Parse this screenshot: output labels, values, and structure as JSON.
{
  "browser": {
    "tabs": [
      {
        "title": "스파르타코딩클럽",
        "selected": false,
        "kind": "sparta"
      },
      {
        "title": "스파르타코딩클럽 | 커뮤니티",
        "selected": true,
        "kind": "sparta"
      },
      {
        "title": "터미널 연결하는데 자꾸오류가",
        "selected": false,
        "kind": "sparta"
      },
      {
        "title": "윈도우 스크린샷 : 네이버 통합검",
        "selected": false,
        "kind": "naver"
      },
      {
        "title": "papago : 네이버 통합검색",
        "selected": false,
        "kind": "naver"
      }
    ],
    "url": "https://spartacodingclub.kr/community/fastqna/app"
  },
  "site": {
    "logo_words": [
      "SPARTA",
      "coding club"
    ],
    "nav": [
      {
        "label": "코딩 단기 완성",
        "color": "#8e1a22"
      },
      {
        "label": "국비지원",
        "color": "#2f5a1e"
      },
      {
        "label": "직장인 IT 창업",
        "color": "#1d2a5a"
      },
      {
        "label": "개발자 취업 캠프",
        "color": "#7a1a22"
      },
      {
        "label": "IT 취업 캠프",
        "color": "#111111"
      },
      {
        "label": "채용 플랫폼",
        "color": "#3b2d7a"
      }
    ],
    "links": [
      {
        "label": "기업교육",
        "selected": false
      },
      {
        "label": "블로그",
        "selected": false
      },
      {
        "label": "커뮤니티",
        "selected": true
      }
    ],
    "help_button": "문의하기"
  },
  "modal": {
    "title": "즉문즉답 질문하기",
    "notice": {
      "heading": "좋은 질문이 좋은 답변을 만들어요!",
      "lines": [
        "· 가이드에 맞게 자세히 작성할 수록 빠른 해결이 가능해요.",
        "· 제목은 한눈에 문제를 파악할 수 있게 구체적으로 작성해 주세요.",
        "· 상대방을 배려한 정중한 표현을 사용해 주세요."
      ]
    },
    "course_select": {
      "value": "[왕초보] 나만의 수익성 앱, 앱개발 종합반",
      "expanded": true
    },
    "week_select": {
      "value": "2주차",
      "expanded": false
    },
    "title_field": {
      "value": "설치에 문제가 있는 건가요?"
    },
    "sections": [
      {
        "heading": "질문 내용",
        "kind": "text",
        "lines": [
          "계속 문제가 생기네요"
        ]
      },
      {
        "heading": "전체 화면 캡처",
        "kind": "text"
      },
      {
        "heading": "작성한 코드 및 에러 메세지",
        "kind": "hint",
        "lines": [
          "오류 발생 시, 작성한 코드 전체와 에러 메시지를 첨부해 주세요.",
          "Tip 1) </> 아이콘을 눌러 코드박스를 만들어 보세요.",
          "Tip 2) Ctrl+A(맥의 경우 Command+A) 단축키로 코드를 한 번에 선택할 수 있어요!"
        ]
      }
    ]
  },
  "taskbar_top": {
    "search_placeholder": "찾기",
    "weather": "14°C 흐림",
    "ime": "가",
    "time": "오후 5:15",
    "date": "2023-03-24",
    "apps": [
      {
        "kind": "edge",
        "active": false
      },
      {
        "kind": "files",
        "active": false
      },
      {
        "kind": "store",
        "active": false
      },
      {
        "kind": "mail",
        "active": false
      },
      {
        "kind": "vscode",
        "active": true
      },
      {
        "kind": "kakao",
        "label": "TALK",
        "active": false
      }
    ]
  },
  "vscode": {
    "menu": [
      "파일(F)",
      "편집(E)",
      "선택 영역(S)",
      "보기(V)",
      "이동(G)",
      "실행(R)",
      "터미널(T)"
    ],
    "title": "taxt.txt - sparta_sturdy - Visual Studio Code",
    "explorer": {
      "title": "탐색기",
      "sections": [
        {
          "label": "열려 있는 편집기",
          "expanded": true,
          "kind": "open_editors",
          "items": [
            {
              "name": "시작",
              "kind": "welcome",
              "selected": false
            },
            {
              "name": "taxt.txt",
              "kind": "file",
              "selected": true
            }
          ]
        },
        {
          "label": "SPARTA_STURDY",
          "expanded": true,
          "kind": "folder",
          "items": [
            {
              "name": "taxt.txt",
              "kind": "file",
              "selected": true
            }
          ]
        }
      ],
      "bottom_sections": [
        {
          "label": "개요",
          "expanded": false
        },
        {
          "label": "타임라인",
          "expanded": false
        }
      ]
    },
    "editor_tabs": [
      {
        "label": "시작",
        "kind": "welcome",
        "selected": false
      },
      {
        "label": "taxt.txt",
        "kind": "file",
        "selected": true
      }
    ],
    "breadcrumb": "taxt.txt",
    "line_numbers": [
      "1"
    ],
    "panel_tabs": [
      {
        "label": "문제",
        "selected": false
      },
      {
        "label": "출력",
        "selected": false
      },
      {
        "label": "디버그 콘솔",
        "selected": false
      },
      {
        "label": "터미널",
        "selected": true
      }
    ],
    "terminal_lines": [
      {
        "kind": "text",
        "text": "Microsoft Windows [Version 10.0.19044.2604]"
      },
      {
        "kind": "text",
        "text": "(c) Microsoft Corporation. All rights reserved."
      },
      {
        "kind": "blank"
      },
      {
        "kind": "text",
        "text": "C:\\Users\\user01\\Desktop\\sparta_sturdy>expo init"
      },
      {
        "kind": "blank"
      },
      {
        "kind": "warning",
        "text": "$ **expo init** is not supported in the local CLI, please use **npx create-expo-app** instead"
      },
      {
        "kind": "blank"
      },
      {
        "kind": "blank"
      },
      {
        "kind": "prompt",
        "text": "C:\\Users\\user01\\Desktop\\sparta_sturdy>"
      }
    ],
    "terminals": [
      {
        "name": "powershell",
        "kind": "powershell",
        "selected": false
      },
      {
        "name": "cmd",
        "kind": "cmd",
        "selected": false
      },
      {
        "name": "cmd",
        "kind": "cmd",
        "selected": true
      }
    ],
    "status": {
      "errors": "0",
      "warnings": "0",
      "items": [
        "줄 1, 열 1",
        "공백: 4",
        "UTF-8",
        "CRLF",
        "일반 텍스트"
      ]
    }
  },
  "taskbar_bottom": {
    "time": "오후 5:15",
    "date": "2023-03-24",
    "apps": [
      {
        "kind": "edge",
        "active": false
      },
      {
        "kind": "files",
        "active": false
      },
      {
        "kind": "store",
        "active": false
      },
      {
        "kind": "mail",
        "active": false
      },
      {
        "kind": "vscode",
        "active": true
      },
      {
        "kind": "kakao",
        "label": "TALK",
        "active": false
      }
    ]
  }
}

+---+

[EXERCISE GOAL]
Out of the material above, select every line that holds the string "text".

[RESPONSE BELOW]
        "kind": "text",
        "kind": "text"
        "kind": "text",
        "text": "Microsoft Windows [Version 10.0.19044.2604]"
        "kind": "text",
        "text": "(c) Microsoft Corporation. All rights reserved."
        "kind": "text",
        "text": "C:\\Users\\user01\\Desktop\\sparta_sturdy>expo init"
        "text": "$ **expo init** is not supported in the local CLI, please use **npx create-expo-app** instead"
        "text": "C:\\Users\\user01\\Desktop\\sparta_sturdy>"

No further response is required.